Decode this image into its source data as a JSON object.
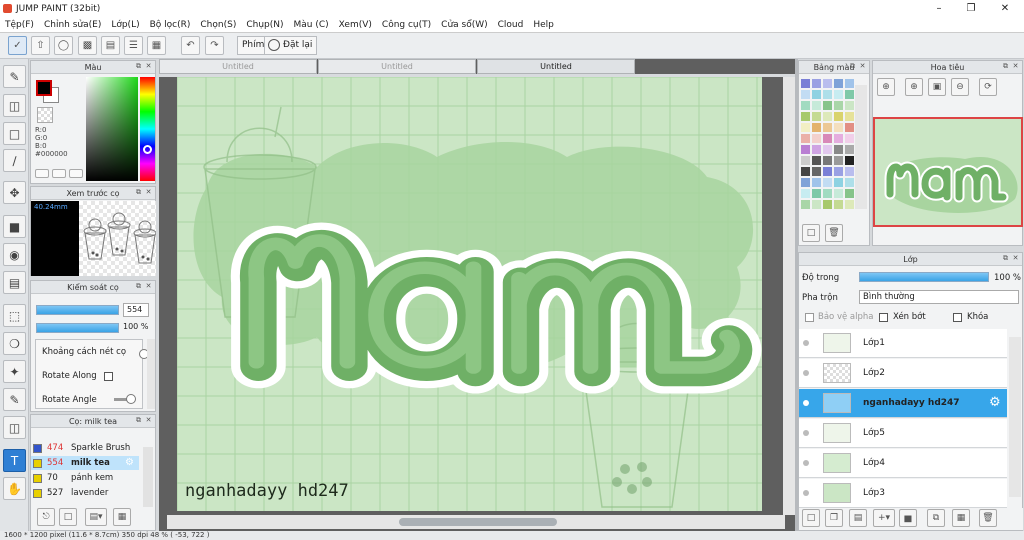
{
  "app": {
    "title": "JUMP PAINT (32bit)"
  },
  "menu": [
    "Tệp(F)",
    "Chỉnh sửa(E)",
    "Lớp(L)",
    "Bộ lọc(R)",
    "Chọn(S)",
    "Chụp(N)",
    "Màu (C)",
    "Xem(V)",
    "Công cụ(T)",
    "Cửa sổ(W)",
    "Cloud",
    "Help"
  ],
  "toolbar": {
    "keys_label": "Phím",
    "reset_label": "Đặt lại"
  },
  "color_panel": {
    "title": "Màu",
    "r": "R:0",
    "g": "G:0",
    "b": "B:0",
    "hex": "#000000",
    "primary": "#000000",
    "secondary": "#ffffff"
  },
  "brush_preview": {
    "title": "Xem trước cọ",
    "size": "40.24mm"
  },
  "brush_control": {
    "title": "Kiểm soát cọ",
    "size_value": "554",
    "opacity_value": "100 %",
    "options": [
      "Khoảng cách nét cọ",
      "Rotate Along",
      "Rotate Angle"
    ]
  },
  "brush_list": {
    "title": "Cọ: milk tea",
    "items": [
      {
        "num": "474",
        "name": "Sparkle Brush",
        "color": "#3355cc",
        "selected": false
      },
      {
        "num": "554",
        "name": "milk tea",
        "color": "#e8d000",
        "selected": true
      },
      {
        "num": "70",
        "name": "pánh kem",
        "color": "#e8d000",
        "selected": false
      },
      {
        "num": "527",
        "name": "lavender",
        "color": "#e8d000",
        "selected": false
      }
    ]
  },
  "tabs": [
    "Untitled",
    "Untitled",
    "Untitled"
  ],
  "canvas": {
    "title_text": "nam",
    "credit": "nganhadayy hd247",
    "grid_color": "#8fbf8a",
    "bg": "#cbe6c5"
  },
  "palette_panel": {
    "title": "Bảng màu"
  },
  "navigator_panel": {
    "title": "Hoa tiêu"
  },
  "layer_panel": {
    "title": "Lớp",
    "opacity_label": "Độ trong",
    "opacity_value": "100 %",
    "blend_label": "Pha trộn",
    "blend_value": "Bình thường",
    "protect_alpha": "Bảo vệ alpha",
    "clip": "Xén bớt",
    "lock": "Khóa",
    "layers": [
      {
        "name": "Lớp1",
        "selected": false
      },
      {
        "name": "Lớp2",
        "selected": false
      },
      {
        "name": "nganhadayy hd247",
        "selected": true
      },
      {
        "name": "Lớp5",
        "selected": false
      },
      {
        "name": "Lớp4",
        "selected": false
      },
      {
        "name": "Lớp3",
        "selected": false
      }
    ]
  },
  "status": {
    "text": "1600 * 1200 pixel   (11.6 * 8.7cm)   350 dpi   48 %   ( -53, 722 )"
  }
}
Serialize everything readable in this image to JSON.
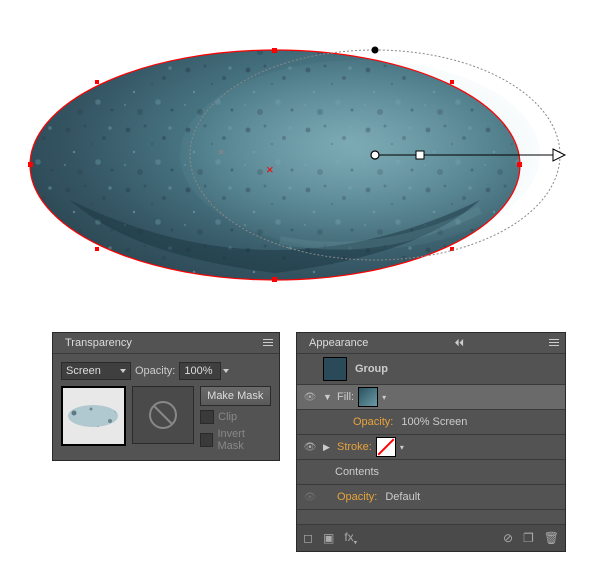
{
  "transparency": {
    "tab_label": "Transparency",
    "blend_mode": "Screen",
    "opacity_label": "Opacity:",
    "opacity_value": "100%",
    "make_mask_label": "Make Mask",
    "clip_label": "Clip",
    "invert_mask_label": "Invert Mask"
  },
  "appearance": {
    "tab_label": "Appearance",
    "group_label": "Group",
    "fill_label": "Fill:",
    "fill_opacity_label": "Opacity:",
    "fill_opacity_text": "100% Screen",
    "stroke_label": "Stroke:",
    "contents_label": "Contents",
    "default_opacity_label": "Opacity:",
    "default_opacity_text": "Default"
  },
  "colors": {
    "fill_swatch": "#3a6b7a",
    "group_swatch": "#355563"
  }
}
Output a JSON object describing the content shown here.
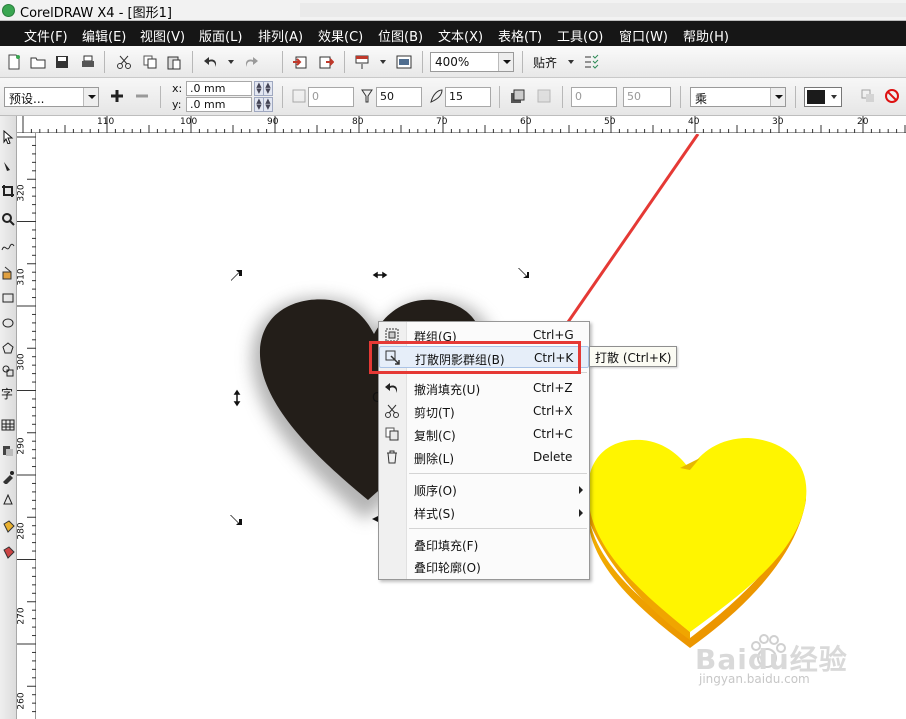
{
  "window": {
    "title": "CorelDRAW X4 - [图形1]"
  },
  "menu": [
    "文件(F)",
    "编辑(E)",
    "视图(V)",
    "版面(L)",
    "排列(A)",
    "效果(C)",
    "位图(B)",
    "文本(X)",
    "表格(T)",
    "工具(O)",
    "窗口(W)",
    "帮助(H)"
  ],
  "toolbar": {
    "zoom": "400%",
    "snap_label": "贴齐"
  },
  "property_bar": {
    "preset": "预设...",
    "x_label": "x:",
    "x_value": ".0 mm",
    "y_label": "y:",
    "y_value": ".0 mm",
    "offset_value": "0",
    "opacity_value": "50",
    "feather_value": "15",
    "fade_value": "0",
    "stretch_value": "50",
    "merge_mode": "乘"
  },
  "ruler": {
    "h_ticks": [
      "110",
      "100",
      "90",
      "80",
      "70",
      "60",
      "50",
      "40",
      "30",
      "20"
    ],
    "v_ticks": [
      "320",
      "310",
      "300",
      "290",
      "280",
      "270",
      "260"
    ]
  },
  "context_menu": {
    "items": [
      {
        "label": "群组(G)",
        "shortcut": "Ctrl+G"
      },
      {
        "label": "打散阴影群组(B)",
        "shortcut": "Ctrl+K"
      },
      {
        "label": "撤消填充(U)",
        "shortcut": "Ctrl+Z"
      },
      {
        "label": "剪切(T)",
        "shortcut": "Ctrl+X"
      },
      {
        "label": "复制(C)",
        "shortcut": "Ctrl+C"
      },
      {
        "label": "删除(L)",
        "shortcut": "Delete"
      },
      {
        "label": "顺序(O)",
        "shortcut": ""
      },
      {
        "label": "样式(S)",
        "shortcut": ""
      },
      {
        "label": "叠印填充(F)",
        "shortcut": ""
      },
      {
        "label": "叠印轮廓(O)",
        "shortcut": ""
      }
    ]
  },
  "tooltip": "打散 (Ctrl+K)",
  "canvas": {
    "fragment_text": "C"
  },
  "watermark": {
    "logo": "Baidu经验",
    "url": "jingyan.baidu.com"
  },
  "colors": {
    "heart_dark": "#231e19",
    "heart_yellow": "#fff500",
    "annotation_red": "#e53935"
  }
}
□ □ □ □
Description of the task: Give the number of lines where the string "JSON" occurs, without any further text.

Written answer: 3